→ Work to complete
Copy out the data below verbatim.

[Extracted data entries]

========================

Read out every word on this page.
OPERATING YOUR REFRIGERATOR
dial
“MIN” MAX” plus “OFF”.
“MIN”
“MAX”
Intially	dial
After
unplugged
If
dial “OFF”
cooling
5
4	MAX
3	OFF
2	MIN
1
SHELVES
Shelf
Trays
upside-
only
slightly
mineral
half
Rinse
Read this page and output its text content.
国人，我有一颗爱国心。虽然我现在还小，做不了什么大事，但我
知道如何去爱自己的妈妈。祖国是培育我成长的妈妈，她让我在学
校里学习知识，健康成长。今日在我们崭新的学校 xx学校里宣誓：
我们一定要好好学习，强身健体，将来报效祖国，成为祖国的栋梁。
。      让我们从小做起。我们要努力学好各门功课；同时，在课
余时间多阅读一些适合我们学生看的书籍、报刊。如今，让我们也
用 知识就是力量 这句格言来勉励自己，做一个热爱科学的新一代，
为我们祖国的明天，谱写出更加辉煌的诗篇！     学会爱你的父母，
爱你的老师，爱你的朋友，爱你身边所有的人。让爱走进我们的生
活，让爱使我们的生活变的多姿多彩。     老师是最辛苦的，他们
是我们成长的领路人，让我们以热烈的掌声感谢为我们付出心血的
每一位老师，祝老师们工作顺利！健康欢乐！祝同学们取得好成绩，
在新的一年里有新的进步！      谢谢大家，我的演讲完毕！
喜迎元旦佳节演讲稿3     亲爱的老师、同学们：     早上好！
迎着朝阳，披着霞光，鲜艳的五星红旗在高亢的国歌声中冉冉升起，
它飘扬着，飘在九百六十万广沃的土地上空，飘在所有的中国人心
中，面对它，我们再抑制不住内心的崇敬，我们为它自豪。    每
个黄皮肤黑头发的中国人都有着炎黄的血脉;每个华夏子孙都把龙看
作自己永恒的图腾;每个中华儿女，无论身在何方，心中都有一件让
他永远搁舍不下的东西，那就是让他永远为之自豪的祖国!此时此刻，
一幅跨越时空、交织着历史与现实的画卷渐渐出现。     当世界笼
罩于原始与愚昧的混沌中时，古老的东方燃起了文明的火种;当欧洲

========================

→ Task answer
Read out every word on this page.
OPERATING YOUR REFRIGERATOR
dial
“MIN” MAX” plus “OFF”.
“MIN”
“MAX”
Intially	dial
After
unplugged
If
dial “OFF”
cooling
5
4	MAX
3	OFF
2	MIN
1
SHELVES
Shelf
Trays
upside-
only
slightly
mineral
half
Rinse
Read this page and output its text content.
国人，我有一颗爱国心。虽然我现在还小，做不了什么大事，但我
知道如何去爱自己的妈妈。祖国是培育我成长的妈妈，她让我在学
校里学习知识，健康成长。今日在我们崭新的学校 xx学校里宣誓：
我们一定要好好学习，强身健体，将来报效祖国，成为祖国的栋梁。
。      让我们从小做起。我们要努力学好各门功课；同时，在课
余时间多阅读一些适合我们学生看的书籍、报刊。如今，让我们也
用 知识就是力量 这句格言来勉励自己，做一个热爱科学的新一代，
为我们祖国的明天，谱写出更加辉煌的诗篇！     学会爱你的父母，
爱你的老师，爱你的朋友，爱你身边所有的人。让爱走进我们的生
活，让爱使我们的生活变的多姿多彩。     老师是最辛苦的，他们
是我们成长的领路人，让我们以热烈的掌声感谢为我们付出心血的
每一位老师，祝老师们工作顺利！健康欢乐！祝同学们取得好成绩，
在新的一年里有新的进步！      谢谢大家，我的演讲完毕！
喜迎元旦佳节演讲稿3     亲爱的老师、同学们：     早上好！
迎着朝阳，披着霞光，鲜艳的五星红旗在高亢的国歌声中冉冉升起，
它飘扬着，飘在九百六十万广沃的土地上空，飘在所有的中国人心
中，面对它，我们再抑制不住内心的崇敬，我们为它自豪。    每
个黄皮肤黑头发的中国人都有着炎黄的血脉;每个华夏子孙都把龙看
作自己永恒的图腾;每个中华儿女，无论身在何方，心中都有一件让
他永远搁舍不下的东西，那就是让他永远为之自豪的祖国!此时此刻，
一幅跨越时空、交织着历史与现实的画卷渐渐出现。     当世界笼
罩于原始与愚昧的混沌中时，古老的东方燃起了文明的火种;当欧洲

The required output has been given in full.